--- Records shown ---

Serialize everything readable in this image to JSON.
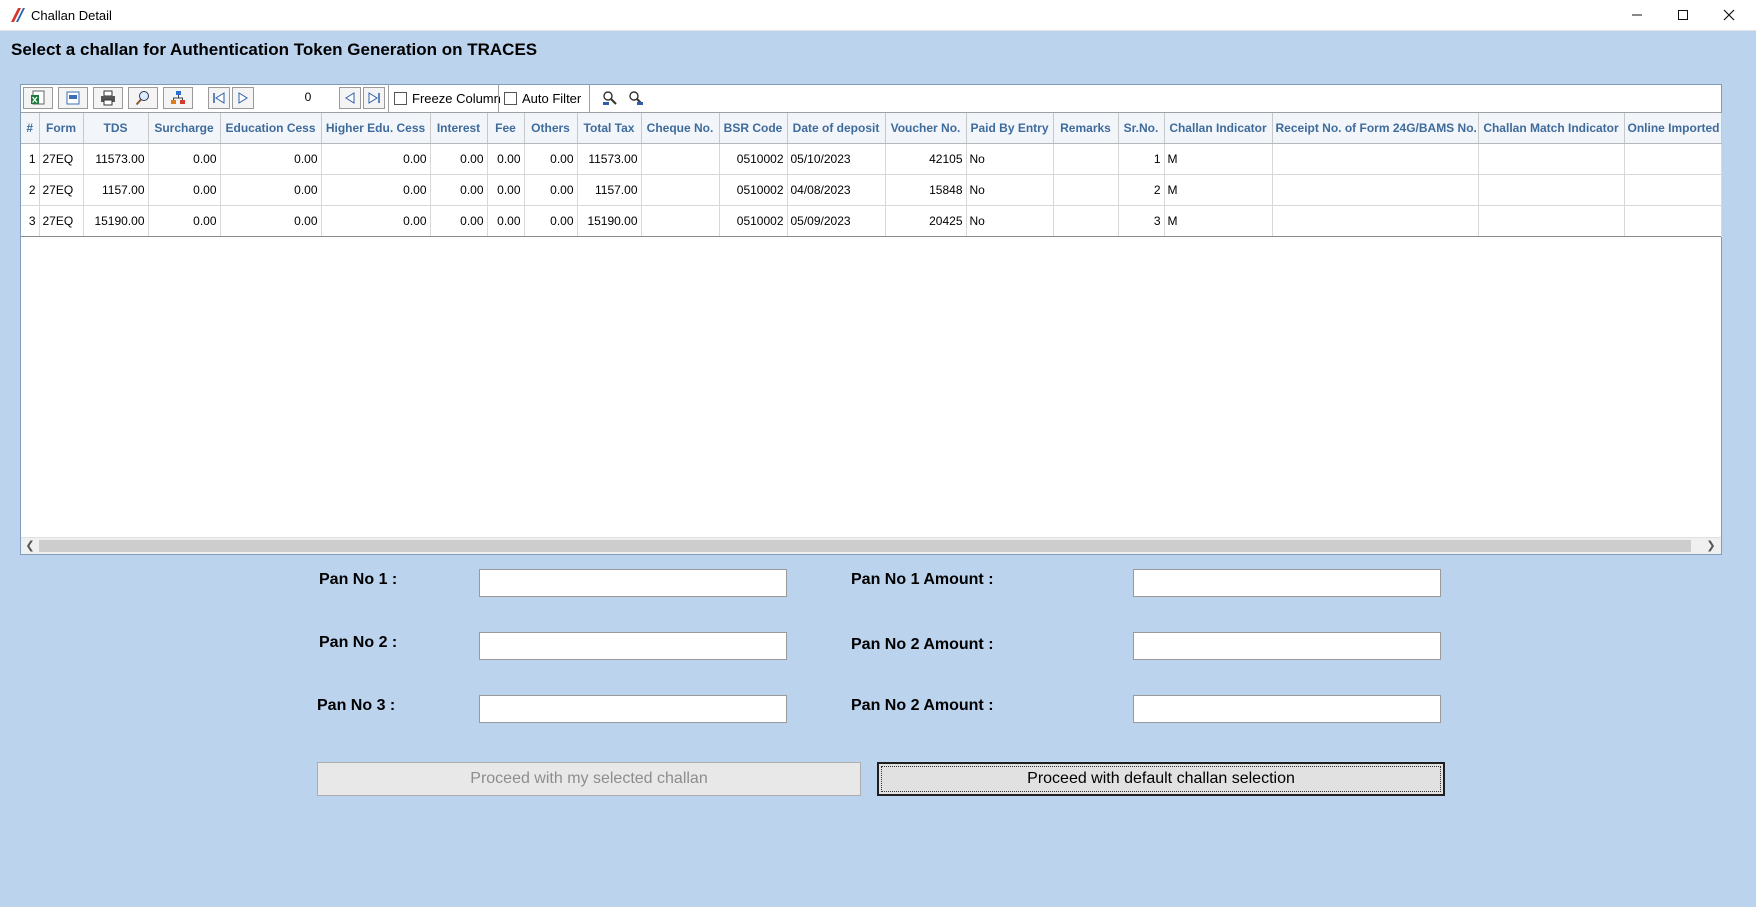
{
  "window": {
    "title": "Challan Detail",
    "controls": [
      "minimize",
      "maximize",
      "close"
    ]
  },
  "heading": "Select a challan for Authentication Token Generation on TRACES",
  "toolbar": {
    "record_count": "0",
    "freeze_column_label": "Freeze Column",
    "freeze_column_checked": false,
    "auto_filter_label": "Auto Filter",
    "auto_filter_checked": false
  },
  "table": {
    "columns": [
      "#",
      "Form",
      "TDS",
      "Surcharge",
      "Education Cess",
      "Higher Edu. Cess",
      "Interest",
      "Fee",
      "Others",
      "Total Tax",
      "Cheque No.",
      "BSR Code",
      "Date of deposit",
      "Voucher No.",
      "Paid By Entry",
      "Remarks",
      "Sr.No.",
      "Challan Indicator",
      "Receipt No. of Form 24G/BAMS No.",
      "Challan Match Indicator",
      "Online Imported"
    ],
    "rows": [
      [
        "1",
        "27EQ",
        "11573.00",
        "0.00",
        "0.00",
        "0.00",
        "0.00",
        "0.00",
        "0.00",
        "11573.00",
        "",
        "0510002",
        "05/10/2023",
        "42105",
        "No",
        "",
        "1",
        "M",
        "",
        "",
        ""
      ],
      [
        "2",
        "27EQ",
        "1157.00",
        "0.00",
        "0.00",
        "0.00",
        "0.00",
        "0.00",
        "0.00",
        "1157.00",
        "",
        "0510002",
        "04/08/2023",
        "15848",
        "No",
        "",
        "2",
        "M",
        "",
        "",
        ""
      ],
      [
        "3",
        "27EQ",
        "15190.00",
        "0.00",
        "0.00",
        "0.00",
        "0.00",
        "0.00",
        "0.00",
        "15190.00",
        "",
        "0510002",
        "05/09/2023",
        "20425",
        "No",
        "",
        "3",
        "M",
        "",
        "",
        ""
      ]
    ]
  },
  "form": {
    "pan1_label": "Pan No 1 :",
    "pan2_label": "Pan No 2 :",
    "pan3_label": "Pan No 3 :",
    "pan1_amount_label": "Pan No 1 Amount :",
    "pan2_amount_label": "Pan No 2 Amount :",
    "pan3_amount_label": "Pan No 2 Amount :",
    "pan1_value": "",
    "pan2_value": "",
    "pan3_value": "",
    "pan1_amount_value": "",
    "pan2_amount_value": "",
    "pan3_amount_value": ""
  },
  "buttons": {
    "proceed_selected": "Proceed with my selected challan",
    "proceed_default": "Proceed with default challan selection"
  },
  "colors": {
    "background": "#bcd3ee",
    "header_text": "#3f6b9b"
  }
}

---

**What to work on:** Restate each of the entries above word for word and skip every image.

**Correct output:**
Serialize everything readable in this image to JSON.
{
  "window": {
    "title": "Challan Detail",
    "controls": [
      "minimize",
      "maximize",
      "close"
    ]
  },
  "heading": "Select a challan for Authentication Token Generation on TRACES",
  "toolbar": {
    "record_count": "0",
    "freeze_column_label": "Freeze Column",
    "freeze_column_checked": false,
    "auto_filter_label": "Auto Filter",
    "auto_filter_checked": false
  },
  "table": {
    "columns": [
      "#",
      "Form",
      "TDS",
      "Surcharge",
      "Education Cess",
      "Higher Edu. Cess",
      "Interest",
      "Fee",
      "Others",
      "Total Tax",
      "Cheque No.",
      "BSR Code",
      "Date of deposit",
      "Voucher No.",
      "Paid By Entry",
      "Remarks",
      "Sr.No.",
      "Challan Indicator",
      "Receipt No. of Form 24G/BAMS No.",
      "Challan Match Indicator",
      "Online Imported"
    ],
    "rows": [
      [
        "1",
        "27EQ",
        "11573.00",
        "0.00",
        "0.00",
        "0.00",
        "0.00",
        "0.00",
        "0.00",
        "11573.00",
        "",
        "0510002",
        "05/10/2023",
        "42105",
        "No",
        "",
        "1",
        "M",
        "",
        "",
        ""
      ],
      [
        "2",
        "27EQ",
        "1157.00",
        "0.00",
        "0.00",
        "0.00",
        "0.00",
        "0.00",
        "0.00",
        "1157.00",
        "",
        "0510002",
        "04/08/2023",
        "15848",
        "No",
        "",
        "2",
        "M",
        "",
        "",
        ""
      ],
      [
        "3",
        "27EQ",
        "15190.00",
        "0.00",
        "0.00",
        "0.00",
        "0.00",
        "0.00",
        "0.00",
        "15190.00",
        "",
        "0510002",
        "05/09/2023",
        "20425",
        "No",
        "",
        "3",
        "M",
        "",
        "",
        ""
      ]
    ]
  },
  "form": {
    "pan1_label": "Pan No 1 :",
    "pan2_label": "Pan No 2 :",
    "pan3_label": "Pan No 3 :",
    "pan1_amount_label": "Pan No 1 Amount :",
    "pan2_amount_label": "Pan No 2 Amount :",
    "pan3_amount_label": "Pan No 2 Amount :",
    "pan1_value": "",
    "pan2_value": "",
    "pan3_value": "",
    "pan1_amount_value": "",
    "pan2_amount_value": "",
    "pan3_amount_value": ""
  },
  "buttons": {
    "proceed_selected": "Proceed with my selected challan",
    "proceed_default": "Proceed with default challan selection"
  },
  "colors": {
    "background": "#bcd3ee",
    "header_text": "#3f6b9b"
  }
}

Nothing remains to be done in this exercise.